* START *
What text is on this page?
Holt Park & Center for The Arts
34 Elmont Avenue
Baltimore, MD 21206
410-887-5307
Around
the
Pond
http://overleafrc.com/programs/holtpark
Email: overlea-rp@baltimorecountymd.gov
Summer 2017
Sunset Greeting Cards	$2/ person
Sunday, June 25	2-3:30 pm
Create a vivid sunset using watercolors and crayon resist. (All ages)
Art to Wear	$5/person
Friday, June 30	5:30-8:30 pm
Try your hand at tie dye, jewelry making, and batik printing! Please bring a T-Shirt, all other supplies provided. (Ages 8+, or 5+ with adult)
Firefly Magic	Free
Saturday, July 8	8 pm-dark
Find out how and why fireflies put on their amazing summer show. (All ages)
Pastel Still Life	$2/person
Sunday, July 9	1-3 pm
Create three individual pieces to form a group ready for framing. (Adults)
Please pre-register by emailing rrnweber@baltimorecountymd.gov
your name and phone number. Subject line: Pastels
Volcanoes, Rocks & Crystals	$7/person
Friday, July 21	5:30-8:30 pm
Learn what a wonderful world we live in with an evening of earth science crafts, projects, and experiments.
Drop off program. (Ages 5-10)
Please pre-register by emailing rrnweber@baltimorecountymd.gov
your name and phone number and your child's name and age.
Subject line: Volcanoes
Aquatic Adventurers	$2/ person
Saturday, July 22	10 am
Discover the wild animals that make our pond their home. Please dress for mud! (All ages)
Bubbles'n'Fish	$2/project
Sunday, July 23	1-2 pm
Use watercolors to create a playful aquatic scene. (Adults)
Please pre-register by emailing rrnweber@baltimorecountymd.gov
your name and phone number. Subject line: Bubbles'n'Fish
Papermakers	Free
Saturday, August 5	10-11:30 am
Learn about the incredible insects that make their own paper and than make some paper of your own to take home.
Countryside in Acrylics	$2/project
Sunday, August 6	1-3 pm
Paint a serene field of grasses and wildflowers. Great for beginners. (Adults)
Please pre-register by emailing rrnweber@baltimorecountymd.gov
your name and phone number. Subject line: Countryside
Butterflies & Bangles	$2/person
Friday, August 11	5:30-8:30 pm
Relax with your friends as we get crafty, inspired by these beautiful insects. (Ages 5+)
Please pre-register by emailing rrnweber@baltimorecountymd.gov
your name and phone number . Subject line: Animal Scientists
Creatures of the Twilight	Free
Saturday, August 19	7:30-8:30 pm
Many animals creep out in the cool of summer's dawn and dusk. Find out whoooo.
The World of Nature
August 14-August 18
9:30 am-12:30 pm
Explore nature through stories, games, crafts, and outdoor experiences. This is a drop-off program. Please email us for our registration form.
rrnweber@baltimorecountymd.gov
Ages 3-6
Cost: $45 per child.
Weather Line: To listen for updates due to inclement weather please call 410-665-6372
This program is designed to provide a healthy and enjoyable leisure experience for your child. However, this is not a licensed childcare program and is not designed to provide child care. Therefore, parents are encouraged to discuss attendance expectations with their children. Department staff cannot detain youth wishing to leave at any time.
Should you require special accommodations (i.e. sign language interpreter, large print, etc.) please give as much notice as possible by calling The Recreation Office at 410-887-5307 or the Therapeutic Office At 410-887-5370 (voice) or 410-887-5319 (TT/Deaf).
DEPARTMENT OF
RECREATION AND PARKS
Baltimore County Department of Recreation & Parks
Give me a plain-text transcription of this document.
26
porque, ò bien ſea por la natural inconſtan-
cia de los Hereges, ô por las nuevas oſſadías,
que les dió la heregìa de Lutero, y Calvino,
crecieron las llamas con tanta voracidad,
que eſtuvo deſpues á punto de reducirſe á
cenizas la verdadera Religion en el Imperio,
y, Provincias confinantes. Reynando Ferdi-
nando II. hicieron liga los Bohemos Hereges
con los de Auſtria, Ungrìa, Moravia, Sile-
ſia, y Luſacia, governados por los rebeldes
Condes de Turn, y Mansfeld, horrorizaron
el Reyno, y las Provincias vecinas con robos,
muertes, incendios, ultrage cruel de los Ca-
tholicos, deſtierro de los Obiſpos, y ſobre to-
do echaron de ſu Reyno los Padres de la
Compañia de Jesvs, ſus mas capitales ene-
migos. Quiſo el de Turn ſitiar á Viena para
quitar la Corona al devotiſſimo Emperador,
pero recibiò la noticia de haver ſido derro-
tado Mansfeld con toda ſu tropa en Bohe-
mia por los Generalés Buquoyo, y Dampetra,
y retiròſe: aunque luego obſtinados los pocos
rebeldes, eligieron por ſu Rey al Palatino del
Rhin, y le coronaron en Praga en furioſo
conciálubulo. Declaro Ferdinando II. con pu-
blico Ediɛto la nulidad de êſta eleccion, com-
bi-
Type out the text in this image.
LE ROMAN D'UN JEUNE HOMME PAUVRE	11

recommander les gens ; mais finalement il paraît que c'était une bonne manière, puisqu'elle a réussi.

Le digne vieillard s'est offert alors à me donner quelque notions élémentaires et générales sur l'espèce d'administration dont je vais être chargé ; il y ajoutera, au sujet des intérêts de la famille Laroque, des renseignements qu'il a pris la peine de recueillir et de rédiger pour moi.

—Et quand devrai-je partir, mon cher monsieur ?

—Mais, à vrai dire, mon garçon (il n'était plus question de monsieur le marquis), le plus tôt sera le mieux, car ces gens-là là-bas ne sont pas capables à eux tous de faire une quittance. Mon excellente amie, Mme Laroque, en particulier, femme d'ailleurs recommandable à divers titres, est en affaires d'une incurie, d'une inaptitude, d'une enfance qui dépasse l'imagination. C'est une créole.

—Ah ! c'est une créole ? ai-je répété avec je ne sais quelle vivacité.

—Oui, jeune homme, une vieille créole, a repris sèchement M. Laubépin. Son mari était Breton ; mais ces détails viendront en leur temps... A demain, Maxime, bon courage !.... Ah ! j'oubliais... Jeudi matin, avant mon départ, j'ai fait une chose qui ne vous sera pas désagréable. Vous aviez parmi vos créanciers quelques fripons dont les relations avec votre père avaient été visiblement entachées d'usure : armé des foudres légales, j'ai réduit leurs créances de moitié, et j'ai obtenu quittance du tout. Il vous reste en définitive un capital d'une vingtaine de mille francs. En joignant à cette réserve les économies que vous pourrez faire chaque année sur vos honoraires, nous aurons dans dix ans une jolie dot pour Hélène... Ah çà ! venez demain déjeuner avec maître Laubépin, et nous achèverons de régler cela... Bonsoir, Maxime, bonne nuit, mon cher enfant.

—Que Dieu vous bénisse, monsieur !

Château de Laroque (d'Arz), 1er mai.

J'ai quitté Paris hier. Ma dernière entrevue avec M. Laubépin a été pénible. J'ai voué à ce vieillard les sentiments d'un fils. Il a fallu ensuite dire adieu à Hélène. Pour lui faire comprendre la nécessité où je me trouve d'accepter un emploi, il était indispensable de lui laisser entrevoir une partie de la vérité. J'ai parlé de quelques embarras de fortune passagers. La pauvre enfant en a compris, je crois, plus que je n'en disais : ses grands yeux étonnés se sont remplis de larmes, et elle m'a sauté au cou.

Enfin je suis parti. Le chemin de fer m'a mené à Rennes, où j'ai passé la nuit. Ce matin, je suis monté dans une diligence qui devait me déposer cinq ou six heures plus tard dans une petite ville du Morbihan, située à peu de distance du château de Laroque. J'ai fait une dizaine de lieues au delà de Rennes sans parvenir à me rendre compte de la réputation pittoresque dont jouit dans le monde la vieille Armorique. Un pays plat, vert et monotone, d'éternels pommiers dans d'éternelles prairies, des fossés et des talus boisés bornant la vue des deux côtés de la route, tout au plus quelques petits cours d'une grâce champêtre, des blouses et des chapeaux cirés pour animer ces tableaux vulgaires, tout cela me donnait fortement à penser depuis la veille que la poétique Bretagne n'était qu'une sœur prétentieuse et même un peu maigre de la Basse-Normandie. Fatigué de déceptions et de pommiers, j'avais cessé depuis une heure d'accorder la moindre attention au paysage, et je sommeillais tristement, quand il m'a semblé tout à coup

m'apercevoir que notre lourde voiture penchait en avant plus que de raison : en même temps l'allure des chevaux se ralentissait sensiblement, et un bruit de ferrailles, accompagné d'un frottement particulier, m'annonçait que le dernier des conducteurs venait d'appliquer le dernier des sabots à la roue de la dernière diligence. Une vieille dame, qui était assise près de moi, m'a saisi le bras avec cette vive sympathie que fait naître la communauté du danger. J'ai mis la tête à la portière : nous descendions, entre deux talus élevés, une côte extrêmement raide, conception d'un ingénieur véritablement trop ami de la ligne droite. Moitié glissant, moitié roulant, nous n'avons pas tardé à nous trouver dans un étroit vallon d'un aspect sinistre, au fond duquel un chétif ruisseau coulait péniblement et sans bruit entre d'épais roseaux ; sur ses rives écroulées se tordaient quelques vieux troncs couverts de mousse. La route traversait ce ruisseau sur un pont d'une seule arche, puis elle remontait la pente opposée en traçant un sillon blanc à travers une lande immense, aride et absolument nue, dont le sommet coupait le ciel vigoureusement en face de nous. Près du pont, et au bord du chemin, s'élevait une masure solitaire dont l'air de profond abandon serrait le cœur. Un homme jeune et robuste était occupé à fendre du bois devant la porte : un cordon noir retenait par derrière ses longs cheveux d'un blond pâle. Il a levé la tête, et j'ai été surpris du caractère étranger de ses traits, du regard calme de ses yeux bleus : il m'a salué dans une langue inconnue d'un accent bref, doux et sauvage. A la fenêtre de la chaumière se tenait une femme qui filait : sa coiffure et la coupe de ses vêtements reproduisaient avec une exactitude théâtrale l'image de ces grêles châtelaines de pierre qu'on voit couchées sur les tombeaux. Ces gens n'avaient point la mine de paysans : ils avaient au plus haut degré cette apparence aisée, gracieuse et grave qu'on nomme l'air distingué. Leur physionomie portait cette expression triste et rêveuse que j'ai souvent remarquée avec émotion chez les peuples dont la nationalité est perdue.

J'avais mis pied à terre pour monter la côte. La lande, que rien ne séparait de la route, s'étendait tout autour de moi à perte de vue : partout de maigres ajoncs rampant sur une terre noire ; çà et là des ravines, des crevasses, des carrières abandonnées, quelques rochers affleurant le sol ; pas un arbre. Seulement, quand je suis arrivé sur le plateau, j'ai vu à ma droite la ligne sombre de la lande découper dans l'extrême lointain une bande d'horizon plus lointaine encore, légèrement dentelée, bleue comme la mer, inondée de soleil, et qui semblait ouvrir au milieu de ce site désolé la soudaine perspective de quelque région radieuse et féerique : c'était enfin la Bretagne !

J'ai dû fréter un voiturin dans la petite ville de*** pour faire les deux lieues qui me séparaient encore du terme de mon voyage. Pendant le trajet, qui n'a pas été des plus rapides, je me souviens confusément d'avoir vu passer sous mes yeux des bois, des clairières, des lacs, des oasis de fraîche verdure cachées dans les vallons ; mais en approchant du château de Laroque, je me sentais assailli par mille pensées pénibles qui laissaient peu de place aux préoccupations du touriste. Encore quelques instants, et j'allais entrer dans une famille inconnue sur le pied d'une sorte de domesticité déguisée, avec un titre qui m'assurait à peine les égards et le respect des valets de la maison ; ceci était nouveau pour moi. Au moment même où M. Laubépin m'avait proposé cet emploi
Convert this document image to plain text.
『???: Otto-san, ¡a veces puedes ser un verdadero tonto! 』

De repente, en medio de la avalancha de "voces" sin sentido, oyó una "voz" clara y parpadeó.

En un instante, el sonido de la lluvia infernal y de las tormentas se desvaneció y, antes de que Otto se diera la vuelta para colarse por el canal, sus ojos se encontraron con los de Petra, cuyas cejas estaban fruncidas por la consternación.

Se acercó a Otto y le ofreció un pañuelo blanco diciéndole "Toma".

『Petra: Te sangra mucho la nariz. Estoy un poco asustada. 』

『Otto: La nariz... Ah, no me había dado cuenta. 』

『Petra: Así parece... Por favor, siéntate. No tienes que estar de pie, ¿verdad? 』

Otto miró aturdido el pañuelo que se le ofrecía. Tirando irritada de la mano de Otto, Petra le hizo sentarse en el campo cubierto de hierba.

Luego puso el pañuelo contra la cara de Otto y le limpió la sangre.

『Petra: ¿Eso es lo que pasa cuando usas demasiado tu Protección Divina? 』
* END *
- _Exercise objective_
Pull every line containing the word "crafts" out of the material and copy it.

- _Result of this exercise_
Learn what a wonderful world we live in with an evening of earth science crafts, projects, and experiments.
Explore nature through stories, games, crafts, and outdoor experiences. This is a drop-off program. Please email us for our registration form.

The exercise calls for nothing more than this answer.